*** Extrait du texte ***

Le ministre des Finances Johan Van Overtveldt (N-VA) aime souligner que le gouvernement a déjà décidé d’un tax shift de 2 milliards d’euros. Mais il en faut beaucoup plus, et il le sait. Un tax shift de moins de 5 milliards d’euros revient à faire du bricolage. Certains espèrent qu’il s’agira plutôt de 8 à 10 milliards d’euros. Reste à savoir évidemment où le gouvernement trouvera les 5,8 ou même 10 milliards d’euros qu’il n’aura pas en raison d’une baisse de charges sur le travail. Car le but n’est pas de creuser un trou dans les caisses de l’état et il n’est pas question d’économiser encore davantage.

Ces derniers mois, les partis du gouvernement ont élaboré leurs points de vue. La N-VA souhaite augmenter les tarifs de TVA, le CD&V veut imposer les grandes fortunes et l’Open VLD et le MR parlent surtout d’imposer la pollution. Le week-end dernier, les partis se sont un peu rapprochés : le président de la N-VA Bart De Wever a qualifié un impôt sur la fortune de « négociable », le vice-premier ministre CD&V Kris Peeters a déclaré qu’il « fallait un équilibre entre l’impôt sur la pollution, les impôts indirects et l’impôt sur la fortune », seuls les libéraux ne fléchissent pas et ne veulent pas entendre parler d’une augmentation de la TVA. Ils disent qu’ils font chercher l’argent auprès des « fraudeurs, les spéculateurs et la pollution » tout en réalisant qu’ils ne n’engrangeront pas grand-chose. Le chef de faction fédéral Patrick Dewael (Open VLD) parlait d’un tax shift de 1,6 milliard d’euros. Ce ne serait même pas du bricolage, mais un coup dans l’eau.

Tabous

Si le gouvernement Michel désire instaurer un tax shift sérieux, il faudra briser certains tabous. Bien sûr, la pollution sera plus imposée. Il pourrait très bien y avoir une taxe kilométrique et une augmentation de l’accise sur le diesel. Cependant, il est moins sûr que le gouvernement s’en prendra aux voitures de société fiscalement favorables qui donnent plus d’embouteillages : pour beaucoup de gens, la voiture fait simplement partie de leur package salarial. En outre, l’alternative, des transports en commun performants, laisse à désirer. Une taxe sur la pollution peut donc influencer notre comportement, mais plus elle fonctionne, moins elle rapportera.

*** Données enregistrées ***

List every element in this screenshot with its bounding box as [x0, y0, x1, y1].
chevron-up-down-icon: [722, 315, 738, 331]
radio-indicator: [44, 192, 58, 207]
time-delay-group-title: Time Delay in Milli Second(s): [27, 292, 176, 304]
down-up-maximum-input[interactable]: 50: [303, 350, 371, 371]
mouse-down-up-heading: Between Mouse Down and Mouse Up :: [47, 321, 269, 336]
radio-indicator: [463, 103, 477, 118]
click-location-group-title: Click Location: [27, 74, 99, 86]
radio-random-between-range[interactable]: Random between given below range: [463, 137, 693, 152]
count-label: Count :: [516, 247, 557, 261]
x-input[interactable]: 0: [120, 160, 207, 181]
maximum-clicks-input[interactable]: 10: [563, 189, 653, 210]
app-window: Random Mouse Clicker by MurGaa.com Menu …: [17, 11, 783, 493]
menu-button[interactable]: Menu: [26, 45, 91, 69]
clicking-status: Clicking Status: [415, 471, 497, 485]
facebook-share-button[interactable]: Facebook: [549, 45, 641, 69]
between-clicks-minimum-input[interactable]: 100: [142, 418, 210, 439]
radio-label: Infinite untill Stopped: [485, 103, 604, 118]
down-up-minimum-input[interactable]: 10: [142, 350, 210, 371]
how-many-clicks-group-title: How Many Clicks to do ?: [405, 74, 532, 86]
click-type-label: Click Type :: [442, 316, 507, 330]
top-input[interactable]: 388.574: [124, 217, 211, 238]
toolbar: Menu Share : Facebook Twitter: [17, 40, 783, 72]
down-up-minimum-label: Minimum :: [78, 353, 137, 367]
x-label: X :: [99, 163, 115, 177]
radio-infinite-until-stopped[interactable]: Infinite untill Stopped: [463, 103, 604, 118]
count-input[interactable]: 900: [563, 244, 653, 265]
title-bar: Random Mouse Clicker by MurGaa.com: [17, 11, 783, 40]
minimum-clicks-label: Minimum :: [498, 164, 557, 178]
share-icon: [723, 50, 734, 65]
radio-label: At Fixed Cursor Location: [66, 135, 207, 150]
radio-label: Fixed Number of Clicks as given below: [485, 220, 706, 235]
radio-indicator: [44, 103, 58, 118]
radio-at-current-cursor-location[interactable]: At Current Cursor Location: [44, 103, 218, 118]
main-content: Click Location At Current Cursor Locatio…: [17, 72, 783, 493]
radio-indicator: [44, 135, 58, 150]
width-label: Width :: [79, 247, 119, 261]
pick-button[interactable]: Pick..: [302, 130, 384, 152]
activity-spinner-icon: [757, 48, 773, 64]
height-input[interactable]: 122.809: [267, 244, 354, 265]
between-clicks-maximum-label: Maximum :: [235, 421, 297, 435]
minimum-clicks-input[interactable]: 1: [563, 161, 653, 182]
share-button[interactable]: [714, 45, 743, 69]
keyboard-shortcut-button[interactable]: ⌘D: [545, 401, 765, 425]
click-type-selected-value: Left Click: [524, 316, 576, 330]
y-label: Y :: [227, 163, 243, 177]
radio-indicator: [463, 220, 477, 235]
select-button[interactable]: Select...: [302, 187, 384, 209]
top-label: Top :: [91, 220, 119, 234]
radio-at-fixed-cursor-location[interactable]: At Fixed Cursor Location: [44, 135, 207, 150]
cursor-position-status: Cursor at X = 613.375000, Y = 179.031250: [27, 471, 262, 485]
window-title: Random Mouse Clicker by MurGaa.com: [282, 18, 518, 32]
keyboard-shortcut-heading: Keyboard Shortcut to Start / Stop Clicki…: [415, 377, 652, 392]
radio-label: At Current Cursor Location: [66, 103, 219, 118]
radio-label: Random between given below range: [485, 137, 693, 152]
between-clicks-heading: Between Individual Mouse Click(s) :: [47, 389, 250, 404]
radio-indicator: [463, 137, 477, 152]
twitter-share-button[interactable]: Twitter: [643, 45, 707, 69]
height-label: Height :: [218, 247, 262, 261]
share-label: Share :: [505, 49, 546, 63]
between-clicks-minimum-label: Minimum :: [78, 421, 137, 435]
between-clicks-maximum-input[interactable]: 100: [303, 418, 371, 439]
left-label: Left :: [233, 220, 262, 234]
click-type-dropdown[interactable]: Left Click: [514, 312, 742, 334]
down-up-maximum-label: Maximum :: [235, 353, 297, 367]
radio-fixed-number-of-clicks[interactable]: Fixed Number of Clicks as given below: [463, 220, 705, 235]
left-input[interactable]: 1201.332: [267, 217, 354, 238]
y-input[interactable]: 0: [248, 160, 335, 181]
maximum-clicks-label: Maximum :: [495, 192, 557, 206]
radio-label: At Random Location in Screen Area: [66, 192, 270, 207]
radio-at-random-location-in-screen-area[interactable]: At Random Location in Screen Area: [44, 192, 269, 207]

***

Tâche A: D'après l'extrait sur le tax shift, de quel montant de tax shift le chef de faction fédéral Patrick Dewael parlait-il ?
Tâche B: Modifiez le passage de l'extrait sur le tax shift qui va de "Le ministre des" jusqu'à "d’économiser encore davantage." en remplaçant "bricolage" par "rafistolage".

Résultat A: D'un tax shift de 1,6 milliard d'euros.

Résultat B:
Le ministre des Finances Johan Van Overtveldt (N-VA) aime souligner que le gouvernement a déjà décidé d’un tax shift de 2 milliards d’euros. Mais il en faut beaucoup plus, et il le sait. Un tax shift de moins de 5 milliards d’euros revient à faire du rafistolage. Certains espèrent qu’il s’agira plutôt de 8 à 10 milliards d’euros. Reste à savoir évidemment où le gouvernement trouvera les 5,8 ou même 10 milliards d’euros qu’il n’aura pas en raison d’une baisse de charges sur le travail. Car le but n’est pas de creuser un trou dans les caisses de l’état et il n’est pas question d’économiser encore davantage.